Omit any picture, and return the remaining data exactly as written.

******

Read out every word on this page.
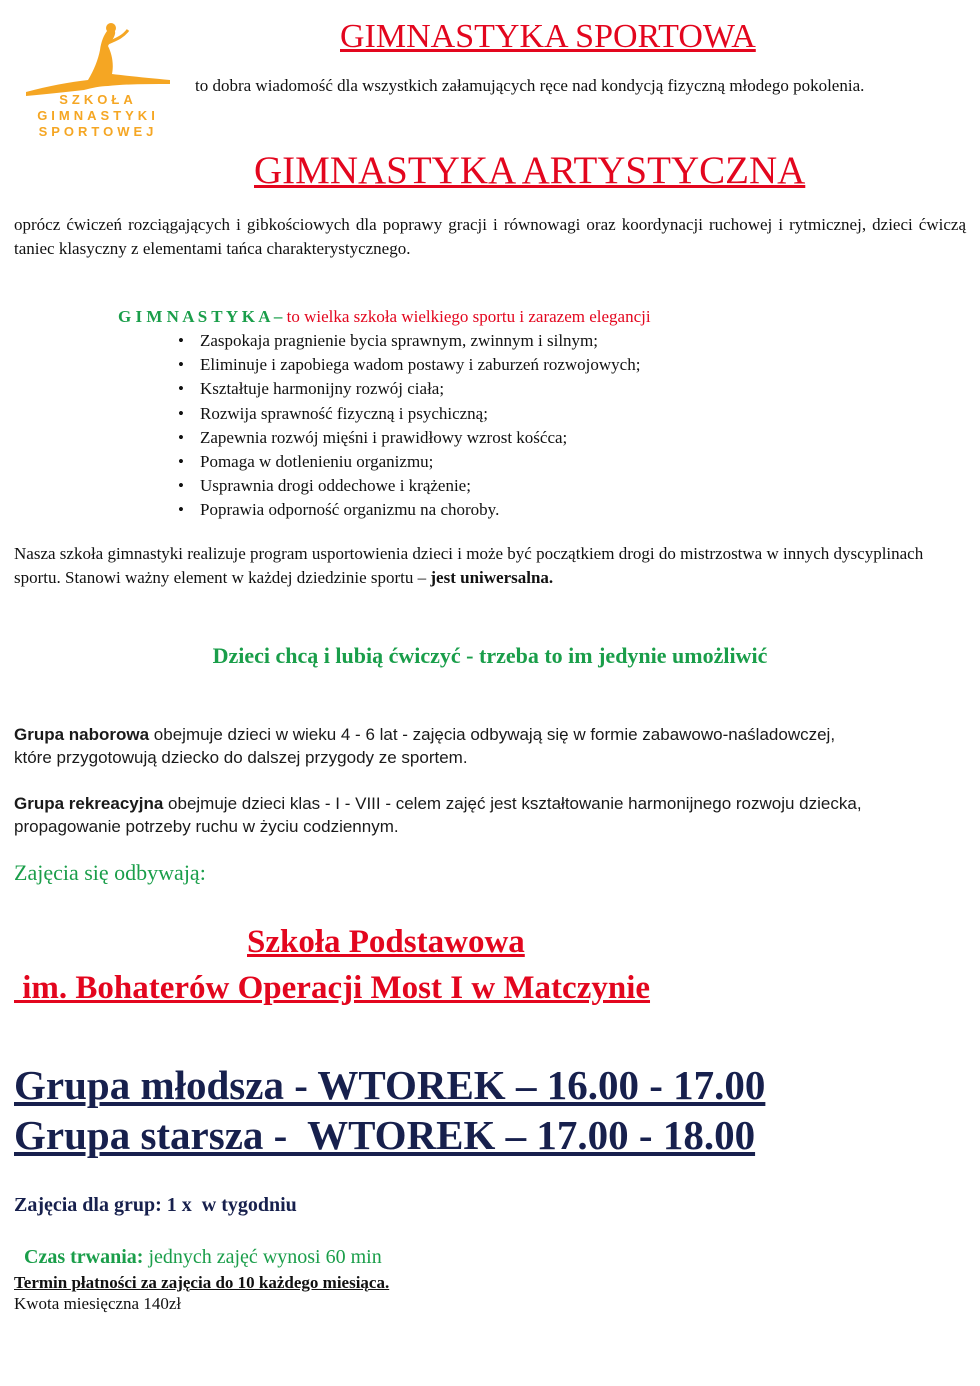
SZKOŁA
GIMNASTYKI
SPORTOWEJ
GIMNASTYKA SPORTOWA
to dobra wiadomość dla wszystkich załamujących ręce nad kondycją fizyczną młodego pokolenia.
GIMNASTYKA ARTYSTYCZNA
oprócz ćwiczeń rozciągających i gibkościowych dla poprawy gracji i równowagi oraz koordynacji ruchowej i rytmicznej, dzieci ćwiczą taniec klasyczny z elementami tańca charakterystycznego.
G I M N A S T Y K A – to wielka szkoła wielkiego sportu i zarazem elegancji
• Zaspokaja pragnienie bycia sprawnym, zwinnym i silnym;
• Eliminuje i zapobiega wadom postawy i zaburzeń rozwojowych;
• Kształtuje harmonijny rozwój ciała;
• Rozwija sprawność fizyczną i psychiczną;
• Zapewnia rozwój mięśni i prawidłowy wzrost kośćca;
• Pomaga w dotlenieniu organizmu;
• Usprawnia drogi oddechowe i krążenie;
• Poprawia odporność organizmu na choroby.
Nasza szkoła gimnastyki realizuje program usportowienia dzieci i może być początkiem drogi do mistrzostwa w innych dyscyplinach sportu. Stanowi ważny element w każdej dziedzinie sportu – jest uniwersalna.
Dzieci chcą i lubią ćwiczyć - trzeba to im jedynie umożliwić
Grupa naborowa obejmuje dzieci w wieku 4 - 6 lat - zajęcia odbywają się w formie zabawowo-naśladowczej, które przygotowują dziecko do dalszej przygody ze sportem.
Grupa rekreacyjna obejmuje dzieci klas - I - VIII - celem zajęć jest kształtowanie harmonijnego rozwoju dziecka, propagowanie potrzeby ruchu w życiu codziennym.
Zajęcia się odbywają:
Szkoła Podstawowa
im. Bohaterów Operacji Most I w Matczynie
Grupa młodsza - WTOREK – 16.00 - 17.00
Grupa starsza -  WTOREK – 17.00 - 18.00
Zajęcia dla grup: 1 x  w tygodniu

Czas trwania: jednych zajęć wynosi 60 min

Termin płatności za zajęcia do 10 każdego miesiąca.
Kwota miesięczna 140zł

******

Response to the exercise =
Read out every word on this page.
SZKOŁA
GIMNASTYKI
SPORTOWEJ
GIMNASTYKA SPORTOWA
to dobra wiadomość dla wszystkich załamujących ręce nad kondycją fizyczną młodego pokolenia.
GIMNASTYKA ARTYSTYCZNA
oprócz ćwiczeń rozciągających i gibkościowych dla poprawy gracji i równowagi oraz koordynacji ruchowej i rytmicznej, dzieci ćwiczą taniec klasyczny z elementami tańca charakterystycznego.
G I M N A S T Y K A – to wielka szkoła wielkiego sportu i zarazem elegancji
• Zaspokaja pragnienie bycia sprawnym, zwinnym i silnym;
• Eliminuje i zapobiega wadom postawy i zaburzeń rozwojowych;
• Kształtuje harmonijny rozwój ciała;
• Rozwija sprawność fizyczną i psychiczną;
• Zapewnia rozwój mięśni i prawidłowy wzrost kośćca;
• Pomaga w dotlenieniu organizmu;
• Usprawnia drogi oddechowe i krążenie;
• Poprawia odporność organizmu na choroby.
Nasza szkoła gimnastyki realizuje program usportowienia dzieci i może być początkiem drogi do mistrzostwa w innych dyscyplinach sportu. Stanowi ważny element w każdej dziedzinie sportu – jest uniwersalna.
Dzieci chcą i lubią ćwiczyć - trzeba to im jedynie umożliwić
Grupa naborowa obejmuje dzieci w wieku 4 - 6 lat - zajęcia odbywają się w formie zabawowo-naśladowczej, które przygotowują dziecko do dalszej przygody ze sportem.
Grupa rekreacyjna obejmuje dzieci klas - I - VIII - celem zajęć jest kształtowanie harmonijnego rozwoju dziecka, propagowanie potrzeby ruchu w życiu codziennym.
Zajęcia się odbywają:
Szkoła Podstawowa
im. Bohaterów Operacji Most I w Matczynie
Grupa młodsza - WTOREK – 16.00 - 17.00
Grupa starsza -  WTOREK – 17.00 - 18.00
Zajęcia dla grup: 1 x  w tygodniu

Czas trwania: jednych zajęć wynosi 60 min

Termin płatności za zajęcia do 10 każdego miesiąca.
Kwota miesięczna 140zł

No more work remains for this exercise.